-- Given request --
Copy out all lines in the data below containing the string "text".

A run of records
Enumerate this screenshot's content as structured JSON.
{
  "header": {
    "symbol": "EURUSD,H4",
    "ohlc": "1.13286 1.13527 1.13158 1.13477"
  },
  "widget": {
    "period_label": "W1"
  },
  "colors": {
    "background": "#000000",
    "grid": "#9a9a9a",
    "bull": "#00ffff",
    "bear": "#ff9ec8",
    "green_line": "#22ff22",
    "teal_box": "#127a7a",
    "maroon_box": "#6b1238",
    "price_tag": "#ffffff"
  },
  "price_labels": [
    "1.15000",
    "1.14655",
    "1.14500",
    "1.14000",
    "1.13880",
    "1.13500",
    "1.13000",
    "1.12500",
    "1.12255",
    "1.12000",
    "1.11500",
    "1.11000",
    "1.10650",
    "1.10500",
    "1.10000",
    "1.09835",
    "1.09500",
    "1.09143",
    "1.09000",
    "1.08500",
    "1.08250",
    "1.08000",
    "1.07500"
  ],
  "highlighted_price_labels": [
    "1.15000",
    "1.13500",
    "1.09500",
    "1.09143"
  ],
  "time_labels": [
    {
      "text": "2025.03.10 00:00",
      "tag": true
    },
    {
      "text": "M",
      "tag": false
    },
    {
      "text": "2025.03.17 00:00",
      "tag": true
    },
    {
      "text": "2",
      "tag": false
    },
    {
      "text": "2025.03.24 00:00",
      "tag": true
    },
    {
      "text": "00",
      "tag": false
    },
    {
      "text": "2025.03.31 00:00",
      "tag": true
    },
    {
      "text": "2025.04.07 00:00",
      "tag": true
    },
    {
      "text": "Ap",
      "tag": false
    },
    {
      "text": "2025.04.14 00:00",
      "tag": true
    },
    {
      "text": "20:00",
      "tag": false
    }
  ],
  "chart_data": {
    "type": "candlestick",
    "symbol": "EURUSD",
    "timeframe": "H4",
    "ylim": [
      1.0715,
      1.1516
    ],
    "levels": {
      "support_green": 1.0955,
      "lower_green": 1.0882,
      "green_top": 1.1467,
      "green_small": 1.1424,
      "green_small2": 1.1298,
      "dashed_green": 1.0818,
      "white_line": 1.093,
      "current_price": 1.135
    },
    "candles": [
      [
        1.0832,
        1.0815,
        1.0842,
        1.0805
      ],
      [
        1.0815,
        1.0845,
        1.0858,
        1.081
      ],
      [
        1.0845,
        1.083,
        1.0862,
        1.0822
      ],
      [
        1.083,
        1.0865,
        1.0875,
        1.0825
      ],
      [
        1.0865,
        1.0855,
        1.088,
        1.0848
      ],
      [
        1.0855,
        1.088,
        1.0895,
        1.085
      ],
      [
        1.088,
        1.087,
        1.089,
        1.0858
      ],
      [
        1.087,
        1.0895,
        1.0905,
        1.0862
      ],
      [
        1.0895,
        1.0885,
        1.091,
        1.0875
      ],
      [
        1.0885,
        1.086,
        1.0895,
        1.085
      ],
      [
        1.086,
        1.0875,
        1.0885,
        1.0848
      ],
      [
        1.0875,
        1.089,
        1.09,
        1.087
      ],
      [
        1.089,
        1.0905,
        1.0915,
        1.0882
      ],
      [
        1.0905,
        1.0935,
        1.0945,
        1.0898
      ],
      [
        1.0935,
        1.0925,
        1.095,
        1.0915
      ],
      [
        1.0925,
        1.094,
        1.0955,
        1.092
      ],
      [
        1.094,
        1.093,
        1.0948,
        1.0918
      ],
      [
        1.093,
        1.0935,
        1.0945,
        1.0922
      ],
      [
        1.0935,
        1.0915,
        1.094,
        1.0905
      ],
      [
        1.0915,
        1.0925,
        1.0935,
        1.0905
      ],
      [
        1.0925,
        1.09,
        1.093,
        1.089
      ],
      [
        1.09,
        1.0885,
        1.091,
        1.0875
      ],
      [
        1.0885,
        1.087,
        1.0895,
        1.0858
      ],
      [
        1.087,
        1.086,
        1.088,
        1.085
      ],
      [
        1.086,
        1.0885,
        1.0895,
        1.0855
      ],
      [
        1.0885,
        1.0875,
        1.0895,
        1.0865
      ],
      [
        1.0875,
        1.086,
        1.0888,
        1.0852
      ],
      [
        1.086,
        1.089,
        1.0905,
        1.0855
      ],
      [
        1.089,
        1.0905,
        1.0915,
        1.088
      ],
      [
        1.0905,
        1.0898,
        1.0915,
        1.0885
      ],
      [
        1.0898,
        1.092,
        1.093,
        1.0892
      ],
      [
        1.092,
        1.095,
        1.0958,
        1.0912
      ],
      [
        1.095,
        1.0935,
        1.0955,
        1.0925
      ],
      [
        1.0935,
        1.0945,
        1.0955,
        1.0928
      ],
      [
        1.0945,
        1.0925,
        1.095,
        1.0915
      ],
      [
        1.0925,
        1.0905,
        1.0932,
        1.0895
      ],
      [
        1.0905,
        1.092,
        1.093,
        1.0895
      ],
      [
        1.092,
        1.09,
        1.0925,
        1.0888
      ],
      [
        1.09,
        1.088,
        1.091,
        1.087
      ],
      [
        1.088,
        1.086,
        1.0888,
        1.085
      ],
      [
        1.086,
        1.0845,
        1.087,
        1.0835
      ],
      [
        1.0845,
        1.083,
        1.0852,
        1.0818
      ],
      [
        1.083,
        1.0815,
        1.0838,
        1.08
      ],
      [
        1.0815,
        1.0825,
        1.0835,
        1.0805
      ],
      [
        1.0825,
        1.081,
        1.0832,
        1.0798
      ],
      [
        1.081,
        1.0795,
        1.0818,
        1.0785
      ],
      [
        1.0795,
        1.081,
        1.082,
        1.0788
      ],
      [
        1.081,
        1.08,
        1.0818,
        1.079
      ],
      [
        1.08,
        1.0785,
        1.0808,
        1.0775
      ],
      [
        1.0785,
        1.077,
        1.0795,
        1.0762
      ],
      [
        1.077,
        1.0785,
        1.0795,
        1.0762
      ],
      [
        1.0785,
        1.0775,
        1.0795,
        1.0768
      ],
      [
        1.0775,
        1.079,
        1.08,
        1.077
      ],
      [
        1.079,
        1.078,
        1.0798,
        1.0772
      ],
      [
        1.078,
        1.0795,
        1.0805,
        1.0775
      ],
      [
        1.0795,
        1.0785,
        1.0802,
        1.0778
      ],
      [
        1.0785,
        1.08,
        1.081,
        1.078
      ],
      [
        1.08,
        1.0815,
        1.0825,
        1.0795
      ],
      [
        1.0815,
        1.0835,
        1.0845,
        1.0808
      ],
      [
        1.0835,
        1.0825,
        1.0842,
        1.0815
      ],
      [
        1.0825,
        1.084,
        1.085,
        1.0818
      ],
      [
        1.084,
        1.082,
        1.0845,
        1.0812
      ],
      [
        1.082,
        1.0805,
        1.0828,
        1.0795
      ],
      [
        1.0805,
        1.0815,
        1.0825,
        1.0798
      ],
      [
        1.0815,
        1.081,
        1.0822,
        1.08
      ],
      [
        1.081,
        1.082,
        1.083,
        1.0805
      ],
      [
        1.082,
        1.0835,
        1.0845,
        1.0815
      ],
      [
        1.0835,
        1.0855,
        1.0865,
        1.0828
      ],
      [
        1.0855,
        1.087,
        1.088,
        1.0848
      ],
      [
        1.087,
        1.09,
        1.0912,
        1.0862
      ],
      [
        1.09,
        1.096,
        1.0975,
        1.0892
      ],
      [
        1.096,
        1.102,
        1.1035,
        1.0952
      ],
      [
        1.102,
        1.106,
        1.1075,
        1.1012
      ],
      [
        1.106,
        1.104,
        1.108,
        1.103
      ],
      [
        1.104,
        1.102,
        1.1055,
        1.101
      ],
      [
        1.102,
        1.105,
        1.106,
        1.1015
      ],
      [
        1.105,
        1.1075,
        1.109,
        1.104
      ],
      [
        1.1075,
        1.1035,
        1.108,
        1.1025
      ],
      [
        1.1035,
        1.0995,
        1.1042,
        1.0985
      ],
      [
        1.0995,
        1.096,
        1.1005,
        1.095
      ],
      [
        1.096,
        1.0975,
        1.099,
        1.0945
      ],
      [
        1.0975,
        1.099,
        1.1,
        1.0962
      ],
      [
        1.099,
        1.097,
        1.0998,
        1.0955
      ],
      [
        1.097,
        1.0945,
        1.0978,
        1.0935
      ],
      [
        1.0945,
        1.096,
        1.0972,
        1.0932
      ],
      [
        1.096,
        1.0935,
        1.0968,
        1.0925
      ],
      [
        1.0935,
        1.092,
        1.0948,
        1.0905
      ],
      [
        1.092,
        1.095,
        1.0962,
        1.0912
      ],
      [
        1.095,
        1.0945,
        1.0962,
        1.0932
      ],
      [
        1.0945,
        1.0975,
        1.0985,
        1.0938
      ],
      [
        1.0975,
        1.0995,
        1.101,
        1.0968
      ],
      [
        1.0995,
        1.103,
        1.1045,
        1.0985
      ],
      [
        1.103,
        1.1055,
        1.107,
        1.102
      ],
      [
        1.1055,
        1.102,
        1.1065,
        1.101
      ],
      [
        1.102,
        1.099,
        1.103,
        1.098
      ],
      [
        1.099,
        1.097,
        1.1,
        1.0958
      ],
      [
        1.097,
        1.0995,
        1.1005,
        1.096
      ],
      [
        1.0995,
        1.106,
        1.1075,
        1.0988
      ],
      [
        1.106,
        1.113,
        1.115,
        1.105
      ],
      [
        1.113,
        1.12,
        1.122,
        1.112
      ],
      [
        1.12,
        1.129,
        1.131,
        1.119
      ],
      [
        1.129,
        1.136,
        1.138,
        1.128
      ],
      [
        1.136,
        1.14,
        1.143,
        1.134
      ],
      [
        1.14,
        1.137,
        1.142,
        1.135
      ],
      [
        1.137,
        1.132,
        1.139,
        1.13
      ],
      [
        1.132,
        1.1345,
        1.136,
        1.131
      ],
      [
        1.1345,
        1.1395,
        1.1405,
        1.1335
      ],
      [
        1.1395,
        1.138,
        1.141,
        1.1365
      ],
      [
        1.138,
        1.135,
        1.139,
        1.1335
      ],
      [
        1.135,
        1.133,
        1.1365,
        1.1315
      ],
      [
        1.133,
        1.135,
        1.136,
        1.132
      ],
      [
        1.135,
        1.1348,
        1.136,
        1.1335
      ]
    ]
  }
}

-- Solution to this problem --
      "text": "2025.03.10 00:00",
      "text": "M",
      "text": "2025.03.17 00:00",
      "text": "2",
      "text": "2025.03.24 00:00",
      "text": "00",
      "text": "2025.03.31 00:00",
      "text": "2025.04.07 00:00",
      "text": "Ap",
      "text": "2025.04.14 00:00",
      "text": "20:00",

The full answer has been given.